Your answer should be one number: how many lines of the records hold the string "content".

**** THE DATA ****

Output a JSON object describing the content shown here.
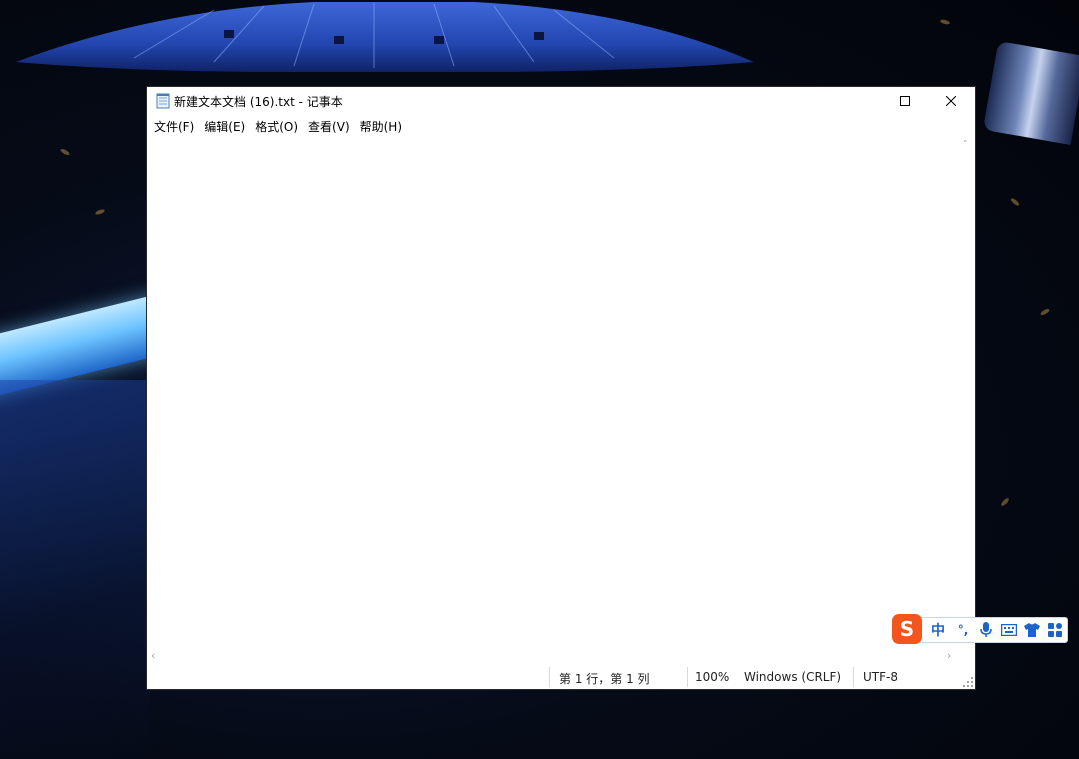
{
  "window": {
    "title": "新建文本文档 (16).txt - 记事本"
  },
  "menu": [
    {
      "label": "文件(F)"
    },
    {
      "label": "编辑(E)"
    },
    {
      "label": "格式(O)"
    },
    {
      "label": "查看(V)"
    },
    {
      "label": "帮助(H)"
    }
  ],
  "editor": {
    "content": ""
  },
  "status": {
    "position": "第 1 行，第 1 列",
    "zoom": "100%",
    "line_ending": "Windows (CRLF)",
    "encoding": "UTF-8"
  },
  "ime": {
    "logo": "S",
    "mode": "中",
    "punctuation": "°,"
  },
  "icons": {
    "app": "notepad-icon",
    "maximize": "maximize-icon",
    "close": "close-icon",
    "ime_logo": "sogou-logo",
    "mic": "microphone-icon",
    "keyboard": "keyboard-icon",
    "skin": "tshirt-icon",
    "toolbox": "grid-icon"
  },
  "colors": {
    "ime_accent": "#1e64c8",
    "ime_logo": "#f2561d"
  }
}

****
**** THE DATA ****

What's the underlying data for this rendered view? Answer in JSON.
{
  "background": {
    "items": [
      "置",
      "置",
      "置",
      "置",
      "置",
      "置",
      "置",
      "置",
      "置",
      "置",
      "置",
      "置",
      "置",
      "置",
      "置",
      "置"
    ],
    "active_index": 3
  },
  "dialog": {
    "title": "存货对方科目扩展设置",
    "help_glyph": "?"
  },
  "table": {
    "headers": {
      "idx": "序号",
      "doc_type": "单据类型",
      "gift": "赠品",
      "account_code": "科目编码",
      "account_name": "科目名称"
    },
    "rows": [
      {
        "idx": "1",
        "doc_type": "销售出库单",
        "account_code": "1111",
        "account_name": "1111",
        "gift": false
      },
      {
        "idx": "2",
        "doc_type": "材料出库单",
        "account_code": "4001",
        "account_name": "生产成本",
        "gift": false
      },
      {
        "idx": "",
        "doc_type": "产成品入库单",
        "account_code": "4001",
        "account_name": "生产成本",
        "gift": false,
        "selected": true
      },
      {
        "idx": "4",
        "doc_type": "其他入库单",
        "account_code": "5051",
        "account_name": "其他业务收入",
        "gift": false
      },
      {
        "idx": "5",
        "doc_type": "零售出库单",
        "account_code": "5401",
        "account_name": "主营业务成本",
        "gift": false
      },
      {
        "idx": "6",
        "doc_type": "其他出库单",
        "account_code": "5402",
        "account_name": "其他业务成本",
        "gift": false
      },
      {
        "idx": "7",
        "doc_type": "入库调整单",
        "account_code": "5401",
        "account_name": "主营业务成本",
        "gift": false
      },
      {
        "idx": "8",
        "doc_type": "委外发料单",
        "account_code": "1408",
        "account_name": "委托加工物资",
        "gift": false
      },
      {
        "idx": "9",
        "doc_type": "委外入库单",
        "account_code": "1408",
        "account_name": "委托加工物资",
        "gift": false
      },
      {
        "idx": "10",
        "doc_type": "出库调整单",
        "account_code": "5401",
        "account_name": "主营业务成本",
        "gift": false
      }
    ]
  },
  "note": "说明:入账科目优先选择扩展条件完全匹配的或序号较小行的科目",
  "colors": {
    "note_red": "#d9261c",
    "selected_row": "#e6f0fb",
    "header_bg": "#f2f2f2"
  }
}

****

◆ SOLUTION FOR THIS PROBLEM ◆
2